THE EXERCISE: Select every line of the records containing the string "なるほど" and copy those lines.

RECORDS SHOWN:
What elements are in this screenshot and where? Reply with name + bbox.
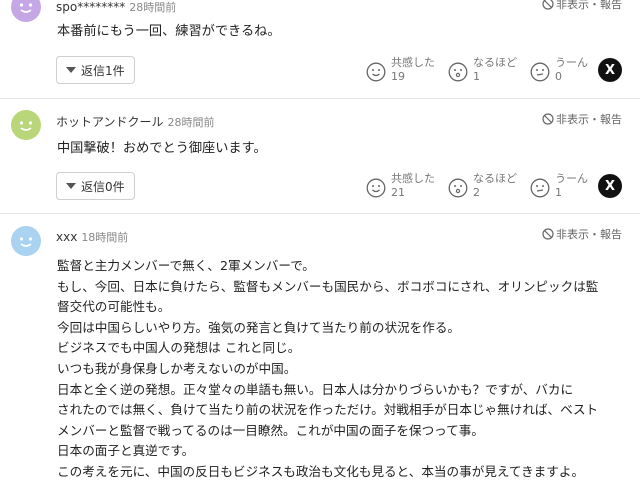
comment-line: 本番前にもう一回、練習ができるね。 <box>57 24 281 39</box>
reaction-count: 0 <box>555 70 562 83</box>
comment-author[interactable]: spo******** 28時間前 <box>56 0 176 15</box>
reaction-count: 1 <box>555 186 562 199</box>
comment-body: 本番前にもう一回、練習ができるね。 <box>57 22 622 43</box>
avatar <box>11 226 41 256</box>
reaction-uun-button[interactable]: うーん 0 <box>530 56 588 84</box>
caret-down-icon <box>66 183 76 189</box>
reaction-naruhodo-button[interactable]: なるほど 2 <box>448 172 517 200</box>
hide-icon <box>542 0 554 10</box>
comment-time: 28時間前 <box>129 1 177 14</box>
reply-toggle-button[interactable]: 返信1件 <box>56 56 135 84</box>
comment-1: spo******** 28時間前 非表示・報告 本番前にもう一回、練習ができるね… <box>0 0 640 98</box>
share-x-button[interactable]: X <box>598 58 622 82</box>
reaction-label: なるほど <box>473 56 517 69</box>
hide-report-link[interactable]: 非表示・報告 <box>542 0 622 12</box>
x-logo-icon: X <box>604 62 616 78</box>
surprised-face-icon <box>448 62 468 82</box>
hide-icon <box>542 228 554 240</box>
comment-line: 日本と全く逆の発想。正々堂々の単語も無い。日本人は分かりづらいかも？ですが、バカ… <box>57 381 574 397</box>
reaction-uun-button[interactable]: うーん 1 <box>530 172 588 200</box>
reaction-label: なるほど <box>473 172 517 185</box>
comment-author[interactable]: ホットアンドクール 28時間前 <box>56 113 215 130</box>
comment-line: もし、今回、日本に負けたら、監督もメンバーも国民から、ボコボコにされ、オリンピッ… <box>57 278 599 294</box>
comment-line: 督交代の可能性も。 <box>57 299 171 315</box>
reaction-count: 19 <box>391 70 405 83</box>
avatar <box>11 110 41 140</box>
comment-line: ビジネスでも中国人の発想は これと同じ。 <box>57 340 301 356</box>
reply-count-label: 返信0件 <box>81 179 125 194</box>
comment-line: いつも我が身保身しか考えないのが中国。 <box>57 360 297 376</box>
reaction-naruhodo-button[interactable]: なるほど 1 <box>448 56 517 84</box>
comment-author[interactable]: xxx 18時間前 <box>56 229 128 245</box>
reaction-count: 2 <box>473 186 480 199</box>
smile-face-icon <box>366 178 386 198</box>
comment-body: 監督と主力メンバーで無く、2軍メンバーで。 もし、今回、日本に負けたら、監督もメ… <box>57 256 622 483</box>
reaction-count: 1 <box>473 70 480 83</box>
reaction-empathy-button[interactable]: 共感した 21 <box>366 172 435 200</box>
comment-line: この考えを元に、中国の反日もビジネスも政治も文化も見ると、本当の事が見えてきます… <box>57 463 585 479</box>
caret-down-icon <box>66 67 76 73</box>
smile-face-icon <box>366 62 386 82</box>
hide-report-label[interactable]: 非表示・報告 <box>556 111 622 127</box>
avatar <box>11 0 41 22</box>
comment-line: 中国撃破！おめでとう御座います。 <box>57 141 267 156</box>
hide-report-link[interactable]: 非表示・報告 <box>542 111 622 127</box>
reaction-label: うーん <box>555 172 588 185</box>
comment-line: 日本の面子と真逆です。 <box>57 443 195 459</box>
hide-icon <box>542 113 554 125</box>
reply-toggle-button[interactable]: 返信0件 <box>56 172 135 200</box>
hide-report-label[interactable]: 非表示・報告 <box>556 0 622 12</box>
comment-line: されたのでは無く、負けて当たり前の状況を作っただけ。対戦相手が日本じゃ無ければ、… <box>57 402 599 418</box>
comment-time: 28時間前 <box>167 116 215 129</box>
thinking-face-icon <box>530 178 550 198</box>
comment-time: 18時間前 <box>81 231 129 244</box>
username[interactable]: spo******** <box>56 0 125 14</box>
share-x-button[interactable]: X <box>598 174 622 198</box>
username[interactable]: xxx <box>56 230 77 244</box>
hide-report-label[interactable]: 非表示・報告 <box>556 226 622 242</box>
reaction-label: 共感した <box>391 172 435 185</box>
x-logo-icon: X <box>604 178 616 194</box>
username[interactable]: ホットアンドクール <box>56 115 164 129</box>
comment-body: 中国撃破！おめでとう御座います。 <box>57 139 622 160</box>
comment-line: メンバーと監督で戦ってるのは一目瞭然。これが中国の面子を保つって事。 <box>57 422 484 438</box>
reply-count-label: 返信1件 <box>81 63 125 78</box>
comment-3: xxx 18時間前 非表示・報告 監督と主力メンバーで無く、2軍メンバーで。 もし… <box>0 214 640 502</box>
reaction-label: 共感した <box>391 56 435 69</box>
reaction-empathy-button[interactable]: 共感した 19 <box>366 56 435 84</box>
hide-report-link[interactable]: 非表示・報告 <box>542 226 622 242</box>
comment-line: 監督と主力メンバーで無く、2軍メンバーで。 <box>57 258 315 273</box>
surprised-face-icon <box>448 178 468 198</box>
thinking-face-icon <box>530 62 550 82</box>
reaction-count: 21 <box>391 186 405 199</box>
reaction-label: うーん <box>555 56 588 69</box>
comment-2: ホットアンドクール 28時間前 非表示・報告 中国撃破！おめでとう御座います。 返… <box>0 99 640 212</box>
comment-line: 今回は中国らしいやり方。強気の発言と負けて当たり前の状況を作る。 <box>57 319 460 335</box>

COMPLETED TASK:
reaction-naruhodo-button[interactable]: なるほど 2 <box>448 172 517 200</box>
reaction-label: なるほど <box>473 56 517 69</box>
reaction-label: なるほど <box>473 172 517 185</box>
reaction-naruhodo-button[interactable]: なるほど 1 <box>448 56 517 84</box>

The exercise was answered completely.